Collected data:
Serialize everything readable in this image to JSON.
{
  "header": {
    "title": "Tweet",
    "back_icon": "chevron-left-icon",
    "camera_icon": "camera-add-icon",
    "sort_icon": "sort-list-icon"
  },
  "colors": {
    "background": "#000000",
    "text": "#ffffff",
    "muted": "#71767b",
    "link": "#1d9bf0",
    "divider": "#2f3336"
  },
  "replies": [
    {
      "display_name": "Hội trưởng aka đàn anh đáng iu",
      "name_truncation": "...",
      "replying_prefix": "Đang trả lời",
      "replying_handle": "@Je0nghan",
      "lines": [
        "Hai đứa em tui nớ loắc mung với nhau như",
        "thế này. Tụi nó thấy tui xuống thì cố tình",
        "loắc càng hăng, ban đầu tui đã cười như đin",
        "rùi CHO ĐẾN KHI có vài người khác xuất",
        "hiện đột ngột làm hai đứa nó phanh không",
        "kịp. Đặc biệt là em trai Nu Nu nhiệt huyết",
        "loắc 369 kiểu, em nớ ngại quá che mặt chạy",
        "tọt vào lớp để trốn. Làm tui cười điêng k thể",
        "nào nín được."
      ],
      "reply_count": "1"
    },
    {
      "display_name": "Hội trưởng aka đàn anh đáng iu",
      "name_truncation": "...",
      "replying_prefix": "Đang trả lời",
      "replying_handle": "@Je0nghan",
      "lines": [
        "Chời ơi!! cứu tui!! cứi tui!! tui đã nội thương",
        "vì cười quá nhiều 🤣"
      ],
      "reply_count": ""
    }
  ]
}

**Aim of the task**
List every line from the entries above in which "icon" appears.

**Correct output**
    "back_icon": "chevron-left-icon",
    "camera_icon": "camera-add-icon",
    "sort_icon": "sort-list-icon"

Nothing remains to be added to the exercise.